Problem description -
Extract the text of every entry below exactly; leave images out.
---------- Data extract ----------
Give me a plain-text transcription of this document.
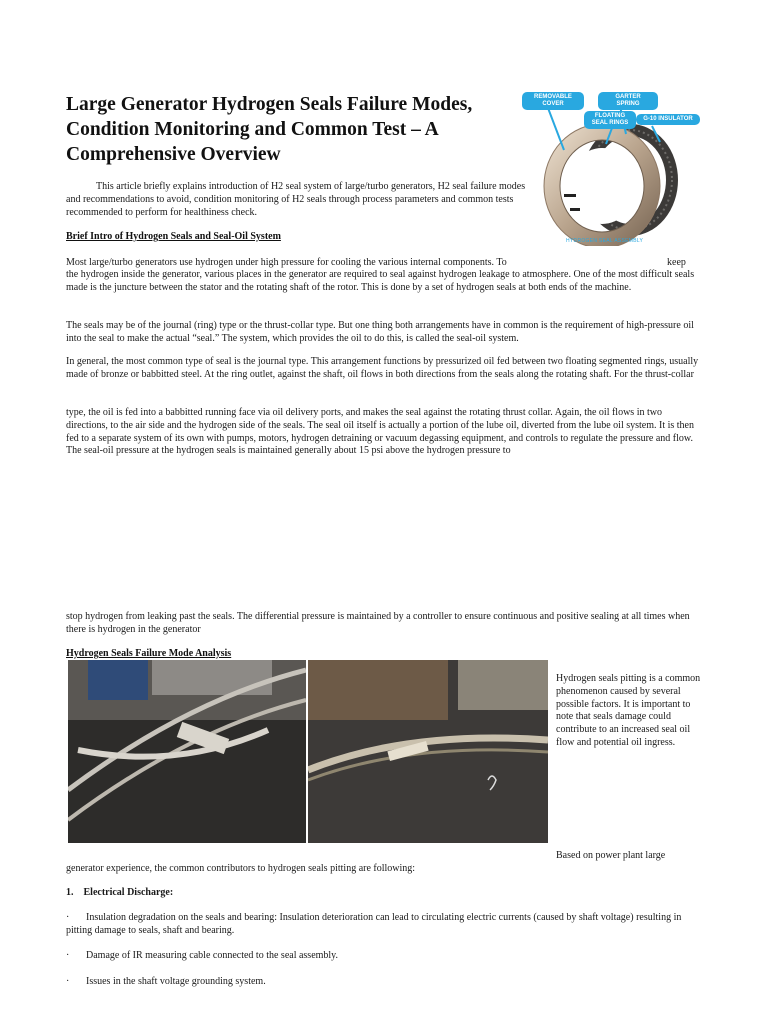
Large Generator Hydrogen Seals Failure Modes, Condition Monitoring and Common Test – A Comprehensive Overview
REMOVABLE
COVER
GARTER
SPRING
FLOATING
SEAL RINGS
G-10 INSULATOR
HYDROGEN SEAL ASSEMBLY
This article briefly explains introduction of H2 seal system of large/turbo generators, H2 seal failure modes and recommendations to avoid, condition monitoring of H2 seals through process parameters and common tests recommended to perform for healthiness check.
Brief Intro of Hydrogen Seals and Seal-Oil System
Most large/turbo generators use hydrogen under high pressure for cooling the various internal components. To	keep
the hydrogen inside the generator, various places in the generator are required to seal against hydrogen leakage to atmosphere. One of the most difficult seals made is the juncture between the stator and the rotating shaft of the rotor. This is done by a set of hydrogen seals at both ends of the machine.
The seals may be of the journal (ring) type or the thrust-collar type. But one thing both arrangements have in common is the requirement of high-pressure oil into the seal to make the actual “seal.” The system, which provides the oil to do this, is called the seal-oil system.
In general, the most common type of seal is the journal type. This arrangement functions by pressurized oil fed between two floating segmented rings, usually made of bronze or babbitted steel. At the ring outlet, against the shaft, oil flows in both directions from the seals along the rotating shaft. For the thrust-collar
type, the oil is fed into a babbitted running face via oil delivery ports, and makes the seal against the rotating thrust collar. Again, the oil flows in two directions, to the air side and the hydrogen side of the seals. The seal oil itself is actually a portion of the lube oil, diverted from the lube oil system. It is then fed to a separate system of its own with pumps, motors, hydrogen detraining or vacuum degassing equipment, and controls to regulate the pressure and flow. The seal-oil pressure at the hydrogen seals is maintained generally about 15 psi above the hydrogen pressure to
stop hydrogen from leaking past the seals. The differential pressure is maintained by a controller to ensure continuous and positive sealing at all times when there is hydrogen in the generator
Hydrogen Seals Failure Mode Analysis
Hydrogen seals pitting is a common phenomenon caused by several possible factors. It is important to note that seals damage could contribute to an increased seal oil flow and potential oil ingress.
Based on power plant large
generator experience, the common contributors to hydrogen seals pitting are following:
1.    Electrical Discharge:
·	Insulation degradation on the seals and bearing: Insulation deterioration can lead to circulating electric currents (caused by shaft voltage) resulting in pitting damage to seals, shaft and bearing.
· Damage of IR measuring cable connected to the seal assembly.
· Issues in the shaft voltage grounding system.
----------
Task solution -
Give me a plain-text transcription of this document.
Large Generator Hydrogen Seals Failure Modes, Condition Monitoring and Common Test – A Comprehensive Overview
REMOVABLE
COVER
GARTER
SPRING
FLOATING
SEAL RINGS
G-10 INSULATOR
HYDROGEN SEAL ASSEMBLY
This article briefly explains introduction of H2 seal system of large/turbo generators, H2 seal failure modes and recommendations to avoid, condition monitoring of H2 seals through process parameters and common tests recommended to perform for healthiness check.
Brief Intro of Hydrogen Seals and Seal-Oil System
Most large/turbo generators use hydrogen under high pressure for cooling the various internal components. To	keep
the hydrogen inside the generator, various places in the generator are required to seal against hydrogen leakage to atmosphere. One of the most difficult seals made is the juncture between the stator and the rotating shaft of the rotor. This is done by a set of hydrogen seals at both ends of the machine.
The seals may be of the journal (ring) type or the thrust-collar type. But one thing both arrangements have in common is the requirement of high-pressure oil into the seal to make the actual “seal.” The system, which provides the oil to do this, is called the seal-oil system.
In general, the most common type of seal is the journal type. This arrangement functions by pressurized oil fed between two floating segmented rings, usually made of bronze or babbitted steel. At the ring outlet, against the shaft, oil flows in both directions from the seals along the rotating shaft. For the thrust-collar
type, the oil is fed into a babbitted running face via oil delivery ports, and makes the seal against the rotating thrust collar. Again, the oil flows in two directions, to the air side and the hydrogen side of the seals. The seal oil itself is actually a portion of the lube oil, diverted from the lube oil system. It is then fed to a separate system of its own with pumps, motors, hydrogen detraining or vacuum degassing equipment, and controls to regulate the pressure and flow. The seal-oil pressure at the hydrogen seals is maintained generally about 15 psi above the hydrogen pressure to
stop hydrogen from leaking past the seals. The differential pressure is maintained by a controller to ensure continuous and positive sealing at all times when there is hydrogen in the generator
Hydrogen Seals Failure Mode Analysis
Hydrogen seals pitting is a common phenomenon caused by several possible factors. It is important to note that seals damage could contribute to an increased seal oil flow and potential oil ingress.
Based on power plant large
generator experience, the common contributors to hydrogen seals pitting are following:
1.    Electrical Discharge:
·	Insulation degradation on the seals and bearing: Insulation deterioration can lead to circulating electric currents (caused by shaft voltage) resulting in pitting damage to seals, shaft and bearing.
· Damage of IR measuring cable connected to the seal assembly.
· Issues in the shaft voltage grounding system.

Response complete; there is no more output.